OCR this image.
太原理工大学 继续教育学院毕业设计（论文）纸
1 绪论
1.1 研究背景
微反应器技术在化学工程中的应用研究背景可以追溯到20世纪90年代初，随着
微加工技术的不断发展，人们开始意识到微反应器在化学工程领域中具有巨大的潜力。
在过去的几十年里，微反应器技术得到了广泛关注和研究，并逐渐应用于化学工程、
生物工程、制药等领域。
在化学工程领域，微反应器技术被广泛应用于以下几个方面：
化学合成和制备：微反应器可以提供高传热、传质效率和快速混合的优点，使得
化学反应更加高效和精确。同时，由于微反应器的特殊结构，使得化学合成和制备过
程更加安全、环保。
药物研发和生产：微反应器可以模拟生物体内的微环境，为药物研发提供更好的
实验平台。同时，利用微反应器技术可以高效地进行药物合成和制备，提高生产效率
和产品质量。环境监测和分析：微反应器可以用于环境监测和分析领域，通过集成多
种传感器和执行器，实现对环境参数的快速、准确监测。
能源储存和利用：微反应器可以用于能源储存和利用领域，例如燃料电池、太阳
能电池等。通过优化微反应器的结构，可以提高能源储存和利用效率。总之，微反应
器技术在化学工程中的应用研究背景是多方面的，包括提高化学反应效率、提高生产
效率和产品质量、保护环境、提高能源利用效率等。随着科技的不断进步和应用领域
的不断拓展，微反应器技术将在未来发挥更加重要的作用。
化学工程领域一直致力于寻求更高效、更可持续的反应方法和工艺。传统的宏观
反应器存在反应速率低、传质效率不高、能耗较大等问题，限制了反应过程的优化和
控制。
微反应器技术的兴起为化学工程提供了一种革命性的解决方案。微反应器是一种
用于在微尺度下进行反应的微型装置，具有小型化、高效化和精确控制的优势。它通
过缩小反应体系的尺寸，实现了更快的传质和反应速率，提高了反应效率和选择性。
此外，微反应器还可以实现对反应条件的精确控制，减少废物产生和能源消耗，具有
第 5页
.....
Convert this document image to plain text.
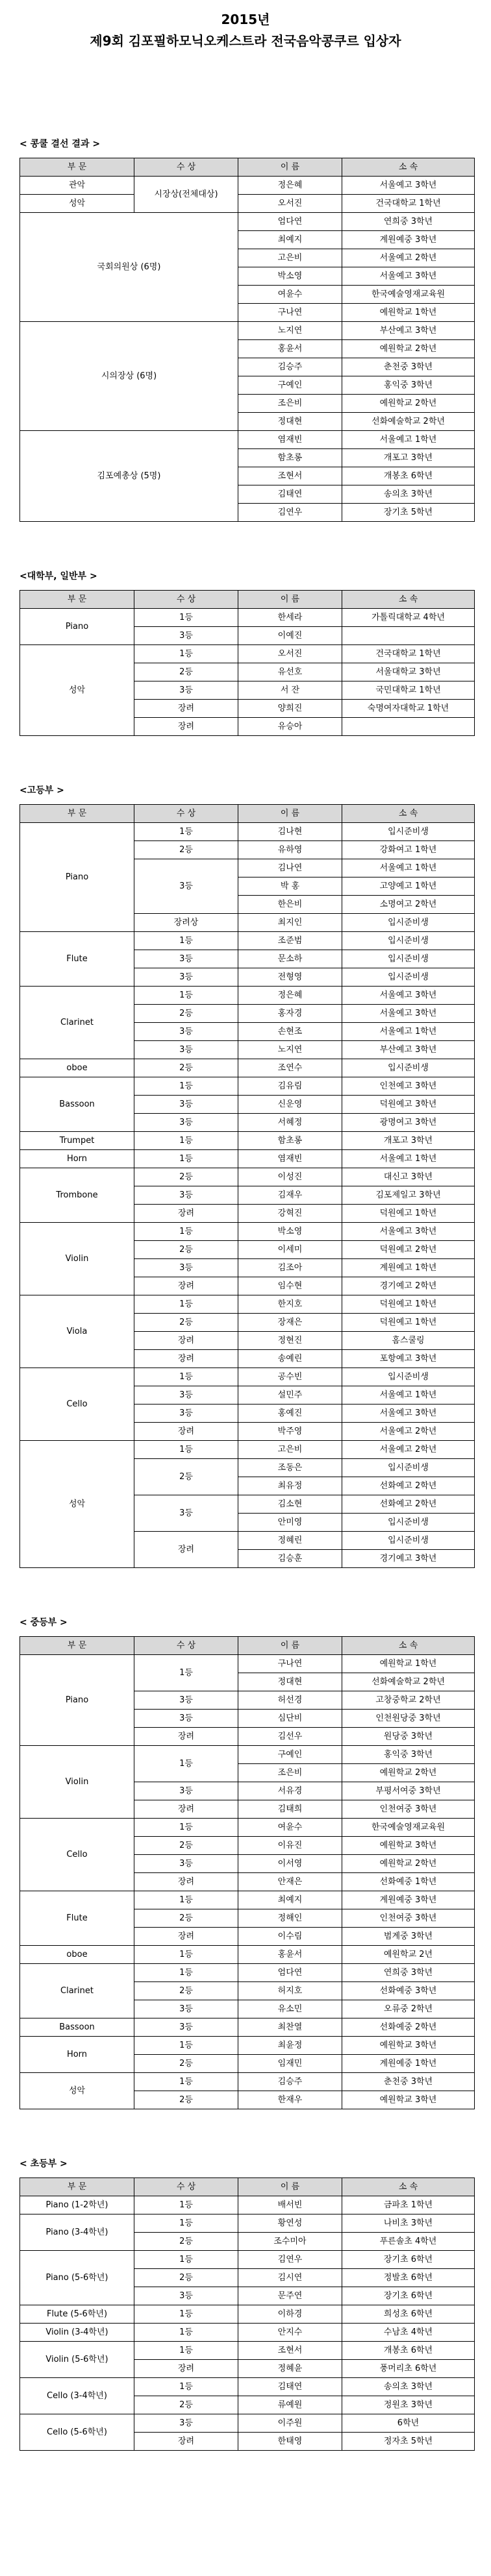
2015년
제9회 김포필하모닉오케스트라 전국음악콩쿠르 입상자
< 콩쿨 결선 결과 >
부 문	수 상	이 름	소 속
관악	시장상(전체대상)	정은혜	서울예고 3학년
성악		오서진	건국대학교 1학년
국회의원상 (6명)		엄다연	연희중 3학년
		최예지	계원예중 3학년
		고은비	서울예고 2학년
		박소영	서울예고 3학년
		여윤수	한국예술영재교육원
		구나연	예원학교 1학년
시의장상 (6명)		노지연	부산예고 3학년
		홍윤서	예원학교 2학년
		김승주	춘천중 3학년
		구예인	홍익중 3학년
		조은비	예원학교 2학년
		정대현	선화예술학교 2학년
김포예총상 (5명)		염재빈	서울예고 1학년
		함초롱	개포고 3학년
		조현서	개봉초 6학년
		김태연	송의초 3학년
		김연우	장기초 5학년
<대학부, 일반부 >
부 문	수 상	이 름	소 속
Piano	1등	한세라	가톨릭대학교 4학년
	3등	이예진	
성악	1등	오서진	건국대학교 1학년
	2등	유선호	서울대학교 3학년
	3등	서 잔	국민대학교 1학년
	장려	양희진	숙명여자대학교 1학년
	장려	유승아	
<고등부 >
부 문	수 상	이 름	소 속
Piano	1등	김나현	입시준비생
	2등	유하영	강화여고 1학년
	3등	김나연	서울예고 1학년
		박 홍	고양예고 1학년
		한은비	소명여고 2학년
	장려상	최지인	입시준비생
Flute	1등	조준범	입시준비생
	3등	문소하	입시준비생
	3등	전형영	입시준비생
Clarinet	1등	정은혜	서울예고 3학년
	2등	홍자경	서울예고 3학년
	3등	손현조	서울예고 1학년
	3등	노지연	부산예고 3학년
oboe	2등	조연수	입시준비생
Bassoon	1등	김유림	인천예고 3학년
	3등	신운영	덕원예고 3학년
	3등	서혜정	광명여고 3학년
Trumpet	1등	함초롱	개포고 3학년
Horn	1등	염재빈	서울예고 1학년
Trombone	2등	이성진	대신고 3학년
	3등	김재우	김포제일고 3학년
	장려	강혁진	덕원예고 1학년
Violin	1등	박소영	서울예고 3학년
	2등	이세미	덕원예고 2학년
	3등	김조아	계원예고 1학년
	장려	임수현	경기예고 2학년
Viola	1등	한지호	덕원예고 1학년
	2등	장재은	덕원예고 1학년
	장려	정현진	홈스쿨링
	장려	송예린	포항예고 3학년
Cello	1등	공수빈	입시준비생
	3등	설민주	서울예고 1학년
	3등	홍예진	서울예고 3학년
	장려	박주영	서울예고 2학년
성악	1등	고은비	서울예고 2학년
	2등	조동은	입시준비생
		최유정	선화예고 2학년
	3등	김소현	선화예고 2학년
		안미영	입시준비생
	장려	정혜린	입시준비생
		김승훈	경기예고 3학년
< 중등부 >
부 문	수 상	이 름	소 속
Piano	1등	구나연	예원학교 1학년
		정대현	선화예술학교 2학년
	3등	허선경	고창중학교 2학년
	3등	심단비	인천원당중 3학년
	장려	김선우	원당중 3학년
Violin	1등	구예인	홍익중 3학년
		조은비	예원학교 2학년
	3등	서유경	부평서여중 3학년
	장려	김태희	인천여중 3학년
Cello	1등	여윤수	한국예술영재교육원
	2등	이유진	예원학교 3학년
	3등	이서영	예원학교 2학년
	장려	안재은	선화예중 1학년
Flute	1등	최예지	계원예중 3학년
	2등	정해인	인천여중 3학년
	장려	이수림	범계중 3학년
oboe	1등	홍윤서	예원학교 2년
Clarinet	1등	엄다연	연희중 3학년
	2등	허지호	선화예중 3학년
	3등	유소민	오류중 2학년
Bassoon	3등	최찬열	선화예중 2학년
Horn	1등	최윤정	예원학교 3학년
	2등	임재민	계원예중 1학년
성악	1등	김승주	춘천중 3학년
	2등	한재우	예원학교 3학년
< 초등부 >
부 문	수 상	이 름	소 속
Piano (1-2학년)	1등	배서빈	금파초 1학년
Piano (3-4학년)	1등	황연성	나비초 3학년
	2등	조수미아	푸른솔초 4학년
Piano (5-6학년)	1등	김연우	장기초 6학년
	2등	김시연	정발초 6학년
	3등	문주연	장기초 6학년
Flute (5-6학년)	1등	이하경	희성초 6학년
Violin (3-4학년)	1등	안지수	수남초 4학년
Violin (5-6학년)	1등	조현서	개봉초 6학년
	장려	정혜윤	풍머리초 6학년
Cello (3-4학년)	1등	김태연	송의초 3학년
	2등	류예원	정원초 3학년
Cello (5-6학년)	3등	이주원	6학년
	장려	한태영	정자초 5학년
.....
• [Goal]: Count the lines of the data that contain the string "입시준비생", and reply with that number alone.

• [Full response]: 10